# Direction:
Repeat the data that follows, word for word, without the images.

--- START OF Provided information ---

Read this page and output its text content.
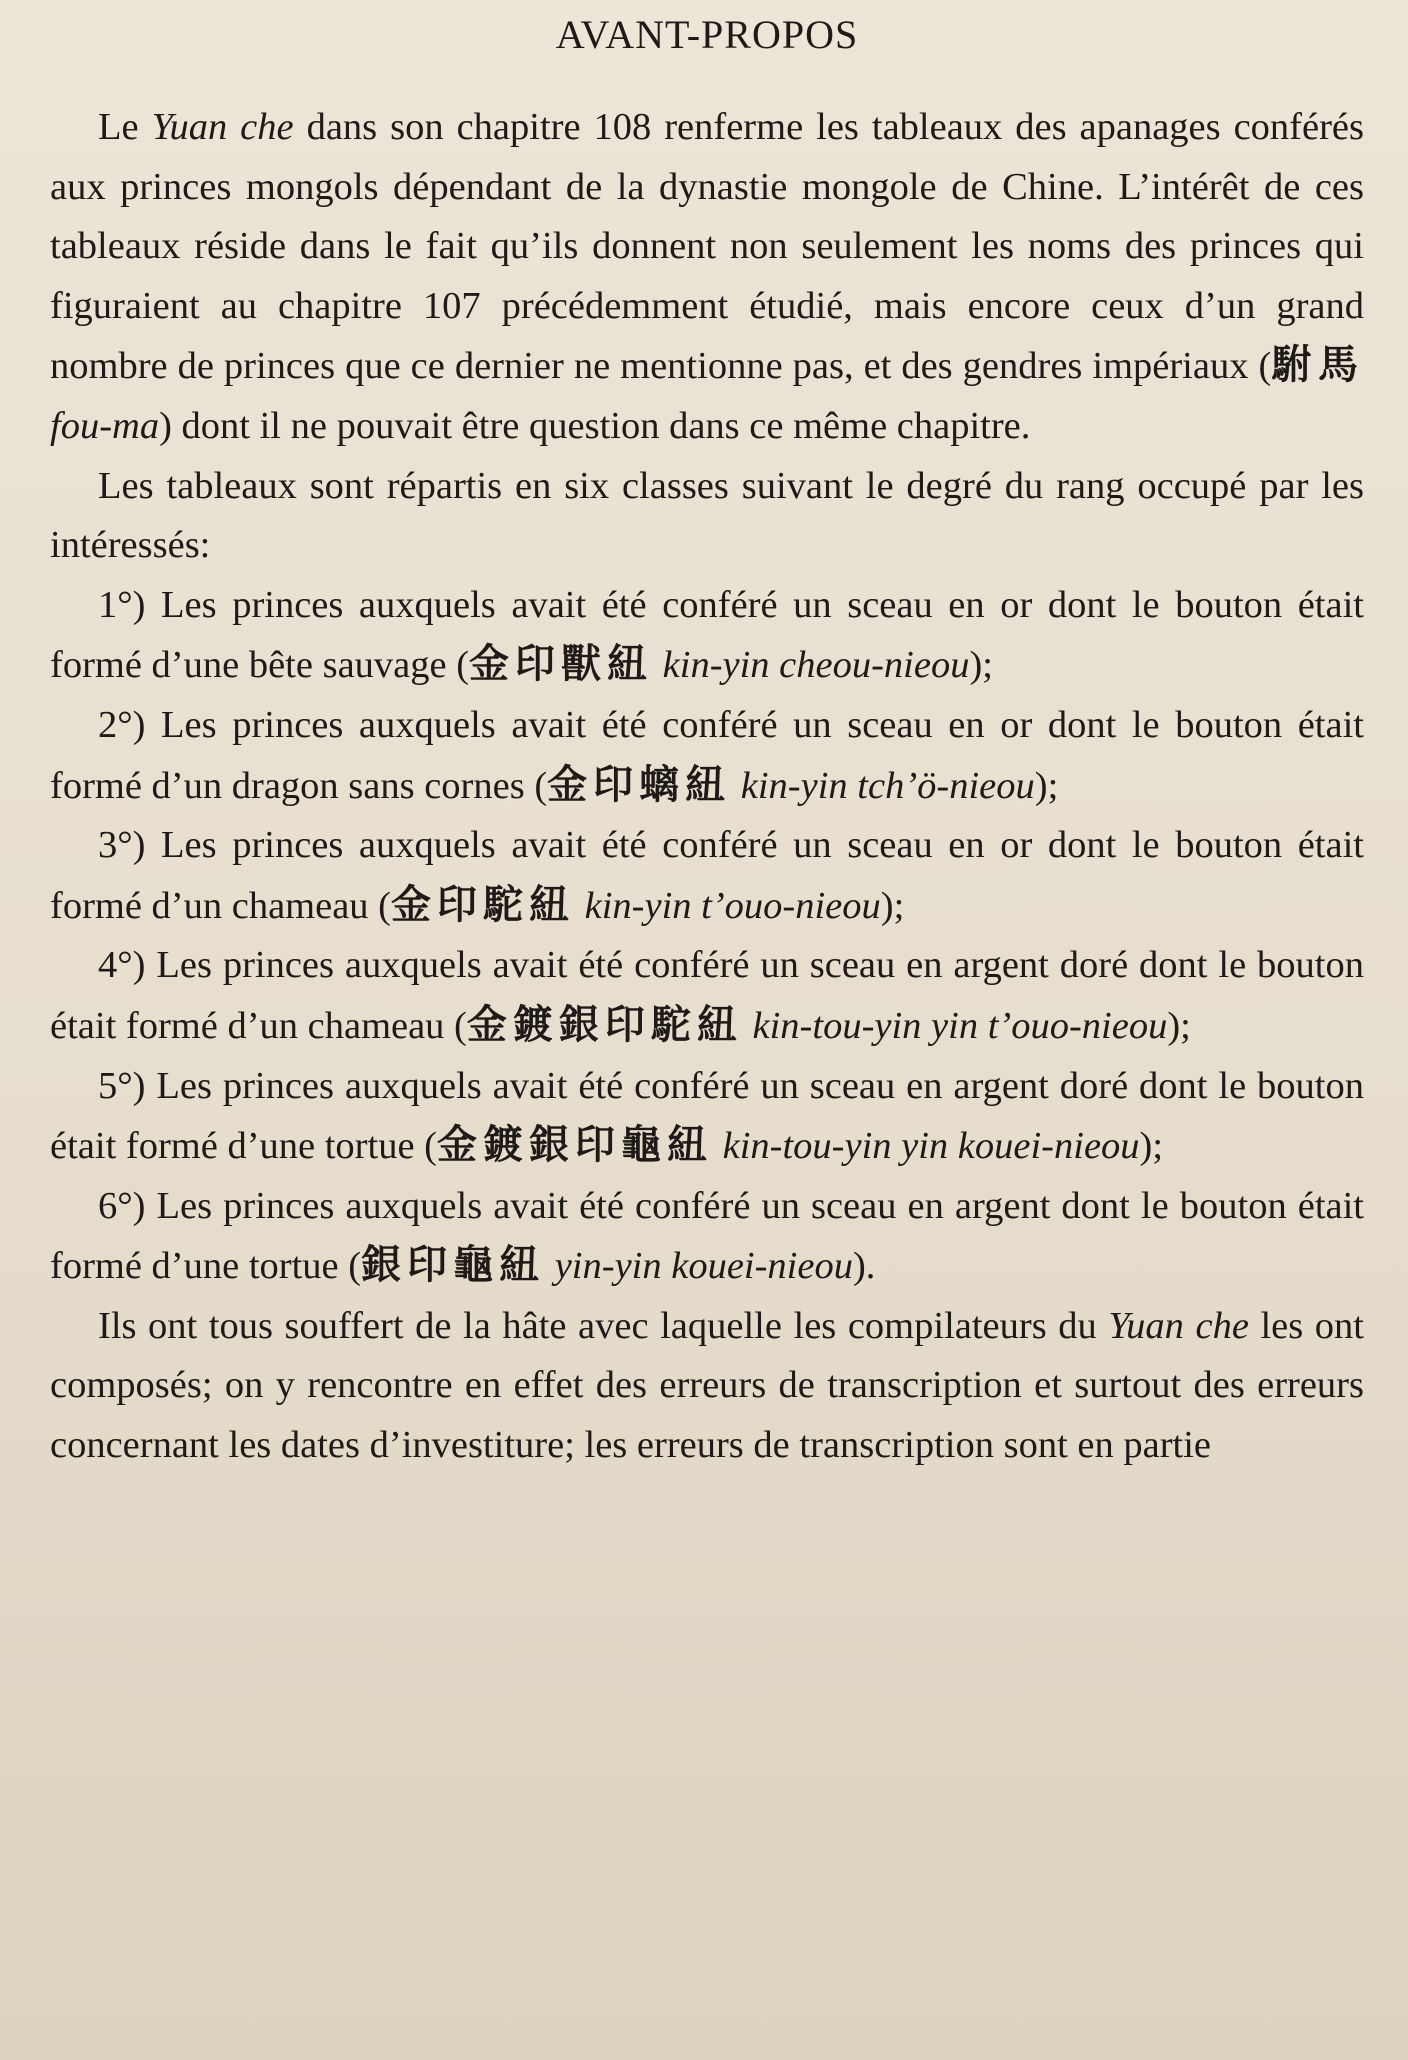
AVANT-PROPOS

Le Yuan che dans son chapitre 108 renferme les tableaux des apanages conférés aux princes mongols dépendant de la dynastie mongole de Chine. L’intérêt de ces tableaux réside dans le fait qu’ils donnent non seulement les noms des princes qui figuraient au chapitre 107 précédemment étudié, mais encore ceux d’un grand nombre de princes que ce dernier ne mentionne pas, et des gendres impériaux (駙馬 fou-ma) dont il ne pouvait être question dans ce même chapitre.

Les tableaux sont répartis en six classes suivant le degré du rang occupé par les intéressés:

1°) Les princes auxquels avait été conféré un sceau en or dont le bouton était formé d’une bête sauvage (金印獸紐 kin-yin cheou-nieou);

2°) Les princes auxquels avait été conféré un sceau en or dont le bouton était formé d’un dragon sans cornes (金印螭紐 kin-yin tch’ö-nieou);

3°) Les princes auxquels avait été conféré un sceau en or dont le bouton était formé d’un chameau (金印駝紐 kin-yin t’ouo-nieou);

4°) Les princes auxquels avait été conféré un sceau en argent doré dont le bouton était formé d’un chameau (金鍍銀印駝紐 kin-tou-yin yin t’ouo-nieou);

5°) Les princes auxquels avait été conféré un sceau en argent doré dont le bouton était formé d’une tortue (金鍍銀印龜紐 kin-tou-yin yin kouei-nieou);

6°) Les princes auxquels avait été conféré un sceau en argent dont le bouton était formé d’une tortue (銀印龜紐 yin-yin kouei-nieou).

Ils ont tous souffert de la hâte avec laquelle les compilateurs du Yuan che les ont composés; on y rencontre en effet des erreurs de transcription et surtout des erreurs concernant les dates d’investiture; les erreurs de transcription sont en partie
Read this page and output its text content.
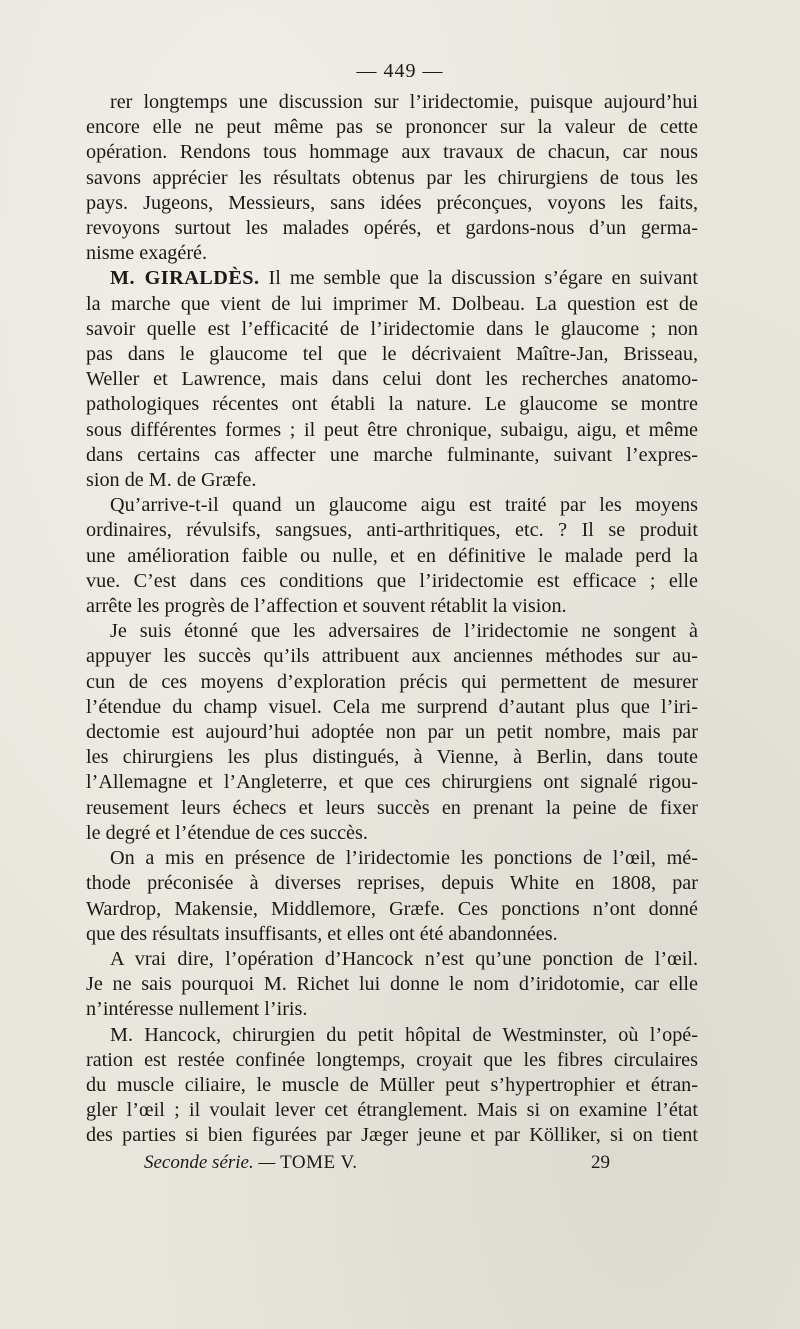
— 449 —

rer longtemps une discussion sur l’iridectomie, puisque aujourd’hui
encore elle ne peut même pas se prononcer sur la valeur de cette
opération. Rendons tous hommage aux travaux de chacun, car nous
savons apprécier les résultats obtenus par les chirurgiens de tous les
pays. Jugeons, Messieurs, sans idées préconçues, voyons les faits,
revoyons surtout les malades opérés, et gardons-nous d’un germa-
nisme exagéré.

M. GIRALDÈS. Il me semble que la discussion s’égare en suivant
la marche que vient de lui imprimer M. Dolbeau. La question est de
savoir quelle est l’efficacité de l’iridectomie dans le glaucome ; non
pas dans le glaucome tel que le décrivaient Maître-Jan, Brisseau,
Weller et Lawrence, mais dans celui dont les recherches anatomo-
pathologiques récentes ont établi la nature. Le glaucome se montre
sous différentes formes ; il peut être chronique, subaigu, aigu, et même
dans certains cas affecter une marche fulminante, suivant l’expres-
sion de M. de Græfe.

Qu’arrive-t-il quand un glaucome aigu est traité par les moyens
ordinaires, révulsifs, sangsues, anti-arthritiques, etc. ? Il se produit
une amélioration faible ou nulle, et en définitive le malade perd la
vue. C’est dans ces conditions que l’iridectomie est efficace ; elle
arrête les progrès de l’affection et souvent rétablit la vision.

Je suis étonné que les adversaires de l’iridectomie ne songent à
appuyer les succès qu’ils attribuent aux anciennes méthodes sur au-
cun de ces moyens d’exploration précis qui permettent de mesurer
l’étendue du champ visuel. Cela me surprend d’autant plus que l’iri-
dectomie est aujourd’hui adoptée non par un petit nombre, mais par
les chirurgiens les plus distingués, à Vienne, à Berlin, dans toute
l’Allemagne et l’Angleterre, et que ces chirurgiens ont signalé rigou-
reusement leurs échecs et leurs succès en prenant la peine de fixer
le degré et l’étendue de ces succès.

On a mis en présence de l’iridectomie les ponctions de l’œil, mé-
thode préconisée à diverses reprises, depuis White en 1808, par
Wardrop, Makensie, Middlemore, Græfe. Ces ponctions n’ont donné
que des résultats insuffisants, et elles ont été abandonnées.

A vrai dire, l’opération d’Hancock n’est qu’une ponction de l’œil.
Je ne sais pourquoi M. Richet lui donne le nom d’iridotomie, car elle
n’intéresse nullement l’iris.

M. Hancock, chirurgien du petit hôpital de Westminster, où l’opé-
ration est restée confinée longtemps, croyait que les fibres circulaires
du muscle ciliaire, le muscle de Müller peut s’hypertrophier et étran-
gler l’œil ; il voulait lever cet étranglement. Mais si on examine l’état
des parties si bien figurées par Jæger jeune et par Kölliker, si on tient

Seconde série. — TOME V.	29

--- END OF Provided information ---

# Answer in full:
Read this page and output its text content.
AVANT-PROPOS

Le Yuan che dans son chapitre 108 renferme les tableaux des apanages conférés aux princes mongols dépendant de la dynastie mongole de Chine. L’intérêt de ces tableaux réside dans le fait qu’ils donnent non seulement les noms des princes qui figuraient au chapitre 107 précédemment étudié, mais encore ceux d’un grand nombre de princes que ce dernier ne mentionne pas, et des gendres impériaux (駙馬 fou-ma) dont il ne pouvait être question dans ce même chapitre.

Les tableaux sont répartis en six classes suivant le degré du rang occupé par les intéressés:

1°) Les princes auxquels avait été conféré un sceau en or dont le bouton était formé d’une bête sauvage (金印獸紐 kin-yin cheou-nieou);

2°) Les princes auxquels avait été conféré un sceau en or dont le bouton était formé d’un dragon sans cornes (金印螭紐 kin-yin tch’ö-nieou);

3°) Les princes auxquels avait été conféré un sceau en or dont le bouton était formé d’un chameau (金印駝紐 kin-yin t’ouo-nieou);

4°) Les princes auxquels avait été conféré un sceau en argent doré dont le bouton était formé d’un chameau (金鍍銀印駝紐 kin-tou-yin yin t’ouo-nieou);

5°) Les princes auxquels avait été conféré un sceau en argent doré dont le bouton était formé d’une tortue (金鍍銀印龜紐 kin-tou-yin yin kouei-nieou);

6°) Les princes auxquels avait été conféré un sceau en argent dont le bouton était formé d’une tortue (銀印龜紐 yin-yin kouei-nieou).

Ils ont tous souffert de la hâte avec laquelle les compilateurs du Yuan che les ont composés; on y rencontre en effet des erreurs de transcription et surtout des erreurs concernant les dates d’investiture; les erreurs de transcription sont en partie
Read this page and output its text content.
— 449 —

rer longtemps une discussion sur l’iridectomie, puisque aujourd’hui
encore elle ne peut même pas se prononcer sur la valeur de cette
opération. Rendons tous hommage aux travaux de chacun, car nous
savons apprécier les résultats obtenus par les chirurgiens de tous les
pays. Jugeons, Messieurs, sans idées préconçues, voyons les faits,
revoyons surtout les malades opérés, et gardons-nous d’un germa-
nisme exagéré.

M. GIRALDÈS. Il me semble que la discussion s’égare en suivant
la marche que vient de lui imprimer M. Dolbeau. La question est de
savoir quelle est l’efficacité de l’iridectomie dans le glaucome ; non
pas dans le glaucome tel que le décrivaient Maître-Jan, Brisseau,
Weller et Lawrence, mais dans celui dont les recherches anatomo-
pathologiques récentes ont établi la nature. Le glaucome se montre
sous différentes formes ; il peut être chronique, subaigu, aigu, et même
dans certains cas affecter une marche fulminante, suivant l’expres-
sion de M. de Græfe.

Qu’arrive-t-il quand un glaucome aigu est traité par les moyens
ordinaires, révulsifs, sangsues, anti-arthritiques, etc. ? Il se produit
une amélioration faible ou nulle, et en définitive le malade perd la
vue. C’est dans ces conditions que l’iridectomie est efficace ; elle
arrête les progrès de l’affection et souvent rétablit la vision.

Je suis étonné que les adversaires de l’iridectomie ne songent à
appuyer les succès qu’ils attribuent aux anciennes méthodes sur au-
cun de ces moyens d’exploration précis qui permettent de mesurer
l’étendue du champ visuel. Cela me surprend d’autant plus que l’iri-
dectomie est aujourd’hui adoptée non par un petit nombre, mais par
les chirurgiens les plus distingués, à Vienne, à Berlin, dans toute
l’Allemagne et l’Angleterre, et que ces chirurgiens ont signalé rigou-
reusement leurs échecs et leurs succès en prenant la peine de fixer
le degré et l’étendue de ces succès.

On a mis en présence de l’iridectomie les ponctions de l’œil, mé-
thode préconisée à diverses reprises, depuis White en 1808, par
Wardrop, Makensie, Middlemore, Græfe. Ces ponctions n’ont donné
que des résultats insuffisants, et elles ont été abandonnées.

A vrai dire, l’opération d’Hancock n’est qu’une ponction de l’œil.
Je ne sais pourquoi M. Richet lui donne le nom d’iridotomie, car elle
n’intéresse nullement l’iris.

M. Hancock, chirurgien du petit hôpital de Westminster, où l’opé-
ration est restée confinée longtemps, croyait que les fibres circulaires
du muscle ciliaire, le muscle de Müller peut s’hypertrophier et étran-
gler l’œil ; il voulait lever cet étranglement. Mais si on examine l’état
des parties si bien figurées par Jæger jeune et par Kölliker, si on tient

Seconde série. — TOME V.	29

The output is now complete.